Input records:
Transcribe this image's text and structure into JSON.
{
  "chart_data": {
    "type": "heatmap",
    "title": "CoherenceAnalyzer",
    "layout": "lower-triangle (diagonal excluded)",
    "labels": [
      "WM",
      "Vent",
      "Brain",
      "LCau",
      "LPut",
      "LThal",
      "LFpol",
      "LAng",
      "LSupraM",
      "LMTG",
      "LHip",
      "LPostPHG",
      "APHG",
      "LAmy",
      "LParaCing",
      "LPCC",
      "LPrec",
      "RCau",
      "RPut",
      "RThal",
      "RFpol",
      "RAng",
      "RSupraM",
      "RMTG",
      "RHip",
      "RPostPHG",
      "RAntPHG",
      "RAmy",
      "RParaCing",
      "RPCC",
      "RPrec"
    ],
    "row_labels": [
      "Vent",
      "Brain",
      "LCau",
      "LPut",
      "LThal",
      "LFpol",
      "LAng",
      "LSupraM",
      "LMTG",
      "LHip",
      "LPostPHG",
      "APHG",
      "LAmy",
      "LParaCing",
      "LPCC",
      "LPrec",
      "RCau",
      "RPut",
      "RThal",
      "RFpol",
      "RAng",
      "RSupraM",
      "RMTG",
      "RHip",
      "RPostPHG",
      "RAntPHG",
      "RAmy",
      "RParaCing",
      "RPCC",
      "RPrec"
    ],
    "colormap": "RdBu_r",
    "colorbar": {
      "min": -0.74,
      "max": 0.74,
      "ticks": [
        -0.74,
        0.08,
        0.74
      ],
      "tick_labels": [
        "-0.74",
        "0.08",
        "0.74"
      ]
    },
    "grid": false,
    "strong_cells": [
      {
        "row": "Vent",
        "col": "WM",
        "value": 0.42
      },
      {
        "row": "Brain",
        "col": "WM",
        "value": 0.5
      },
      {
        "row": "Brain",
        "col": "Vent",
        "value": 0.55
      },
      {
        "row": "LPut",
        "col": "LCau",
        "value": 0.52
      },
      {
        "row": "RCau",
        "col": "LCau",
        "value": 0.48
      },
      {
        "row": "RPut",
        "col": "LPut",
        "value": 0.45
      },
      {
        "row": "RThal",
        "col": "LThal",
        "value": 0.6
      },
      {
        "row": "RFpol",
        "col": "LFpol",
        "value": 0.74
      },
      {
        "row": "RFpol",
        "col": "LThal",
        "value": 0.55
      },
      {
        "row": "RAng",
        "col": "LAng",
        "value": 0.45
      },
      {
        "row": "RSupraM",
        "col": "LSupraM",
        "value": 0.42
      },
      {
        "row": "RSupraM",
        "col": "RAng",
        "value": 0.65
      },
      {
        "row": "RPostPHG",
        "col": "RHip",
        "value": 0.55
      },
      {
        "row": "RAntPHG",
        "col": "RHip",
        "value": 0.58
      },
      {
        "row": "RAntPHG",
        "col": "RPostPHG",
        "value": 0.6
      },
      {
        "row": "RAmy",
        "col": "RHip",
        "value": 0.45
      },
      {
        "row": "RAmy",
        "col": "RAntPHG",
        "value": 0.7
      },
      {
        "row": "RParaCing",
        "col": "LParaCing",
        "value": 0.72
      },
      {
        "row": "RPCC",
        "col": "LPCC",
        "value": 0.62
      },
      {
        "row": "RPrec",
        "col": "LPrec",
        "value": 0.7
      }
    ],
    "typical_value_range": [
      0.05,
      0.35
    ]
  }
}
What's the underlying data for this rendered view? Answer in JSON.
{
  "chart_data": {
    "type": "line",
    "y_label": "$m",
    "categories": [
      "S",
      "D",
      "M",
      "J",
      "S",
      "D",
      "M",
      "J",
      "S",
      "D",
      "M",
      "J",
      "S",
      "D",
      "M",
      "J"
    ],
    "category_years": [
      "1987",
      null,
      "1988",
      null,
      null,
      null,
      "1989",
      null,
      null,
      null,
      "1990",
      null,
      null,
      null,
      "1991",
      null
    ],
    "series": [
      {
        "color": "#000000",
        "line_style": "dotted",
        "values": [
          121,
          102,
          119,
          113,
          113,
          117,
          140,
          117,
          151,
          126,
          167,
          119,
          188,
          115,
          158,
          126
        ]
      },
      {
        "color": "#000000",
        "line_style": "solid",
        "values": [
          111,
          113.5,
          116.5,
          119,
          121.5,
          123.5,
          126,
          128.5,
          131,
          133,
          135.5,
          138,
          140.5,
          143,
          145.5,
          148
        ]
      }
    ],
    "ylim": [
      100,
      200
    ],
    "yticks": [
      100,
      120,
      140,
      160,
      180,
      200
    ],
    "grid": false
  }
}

Required work:
Copy the material above back out, exactly as written.

Reply:
Transcribe this image's text and structure into JSON.
{
  "chart_data": {
    "type": "heatmap",
    "title": "CoherenceAnalyzer",
    "layout": "lower-triangle (diagonal excluded)",
    "labels": [
      "WM",
      "Vent",
      "Brain",
      "LCau",
      "LPut",
      "LThal",
      "LFpol",
      "LAng",
      "LSupraM",
      "LMTG",
      "LHip",
      "LPostPHG",
      "APHG",
      "LAmy",
      "LParaCing",
      "LPCC",
      "LPrec",
      "RCau",
      "RPut",
      "RThal",
      "RFpol",
      "RAng",
      "RSupraM",
      "RMTG",
      "RHip",
      "RPostPHG",
      "RAntPHG",
      "RAmy",
      "RParaCing",
      "RPCC",
      "RPrec"
    ],
    "row_labels": [
      "Vent",
      "Brain",
      "LCau",
      "LPut",
      "LThal",
      "LFpol",
      "LAng",
      "LSupraM",
      "LMTG",
      "LHip",
      "LPostPHG",
      "APHG",
      "LAmy",
      "LParaCing",
      "LPCC",
      "LPrec",
      "RCau",
      "RPut",
      "RThal",
      "RFpol",
      "RAng",
      "RSupraM",
      "RMTG",
      "RHip",
      "RPostPHG",
      "RAntPHG",
      "RAmy",
      "RParaCing",
      "RPCC",
      "RPrec"
    ],
    "colormap": "RdBu_r",
    "colorbar": {
      "min": -0.74,
      "max": 0.74,
      "ticks": [
        -0.74,
        0.08,
        0.74
      ],
      "tick_labels": [
        "-0.74",
        "0.08",
        "0.74"
      ]
    },
    "grid": false,
    "strong_cells": [
      {
        "row": "Vent",
        "col": "WM",
        "value": 0.42
      },
      {
        "row": "Brain",
        "col": "WM",
        "value": 0.5
      },
      {
        "row": "Brain",
        "col": "Vent",
        "value": 0.55
      },
      {
        "row": "LPut",
        "col": "LCau",
        "value": 0.52
      },
      {
        "row": "RCau",
        "col": "LCau",
        "value": 0.48
      },
      {
        "row": "RPut",
        "col": "LPut",
        "value": 0.45
      },
      {
        "row": "RThal",
        "col": "LThal",
        "value": 0.6
      },
      {
        "row": "RFpol",
        "col": "LFpol",
        "value": 0.74
      },
      {
        "row": "RFpol",
        "col": "LThal",
        "value": 0.55
      },
      {
        "row": "RAng",
        "col": "LAng",
        "value": 0.45
      },
      {
        "row": "RSupraM",
        "col": "LSupraM",
        "value": 0.42
      },
      {
        "row": "RSupraM",
        "col": "RAng",
        "value": 0.65
      },
      {
        "row": "RPostPHG",
        "col": "RHip",
        "value": 0.55
      },
      {
        "row": "RAntPHG",
        "col": "RHip",
        "value": 0.58
      },
      {
        "row": "RAntPHG",
        "col": "RPostPHG",
        "value": 0.6
      },
      {
        "row": "RAmy",
        "col": "RHip",
        "value": 0.45
      },
      {
        "row": "RAmy",
        "col": "RAntPHG",
        "value": 0.7
      },
      {
        "row": "RParaCing",
        "col": "LParaCing",
        "value": 0.72
      },
      {
        "row": "RPCC",
        "col": "LPCC",
        "value": 0.62
      },
      {
        "row": "RPrec",
        "col": "LPrec",
        "value": 0.7
      }
    ],
    "typical_value_range": [
      0.05,
      0.35
    ]
  }
}
What's the underlying data for this rendered view? Answer in JSON.
{
  "chart_data": {
    "type": "line",
    "y_label": "$m",
    "categories": [
      "S",
      "D",
      "M",
      "J",
      "S",
      "D",
      "M",
      "J",
      "S",
      "D",
      "M",
      "J",
      "S",
      "D",
      "M",
      "J"
    ],
    "category_years": [
      "1987",
      null,
      "1988",
      null,
      null,
      null,
      "1989",
      null,
      null,
      null,
      "1990",
      null,
      null,
      null,
      "1991",
      null
    ],
    "series": [
      {
        "color": "#000000",
        "line_style": "dotted",
        "values": [
          121,
          102,
          119,
          113,
          113,
          117,
          140,
          117,
          151,
          126,
          167,
          119,
          188,
          115,
          158,
          126
        ]
      },
      {
        "color": "#000000",
        "line_style": "solid",
        "values": [
          111,
          113.5,
          116.5,
          119,
          121.5,
          123.5,
          126,
          128.5,
          131,
          133,
          135.5,
          138,
          140.5,
          143,
          145.5,
          148
        ]
      }
    ],
    "ylim": [
      100,
      200
    ],
    "yticks": [
      100,
      120,
      140,
      160,
      180,
      200
    ],
    "grid": false
  }
}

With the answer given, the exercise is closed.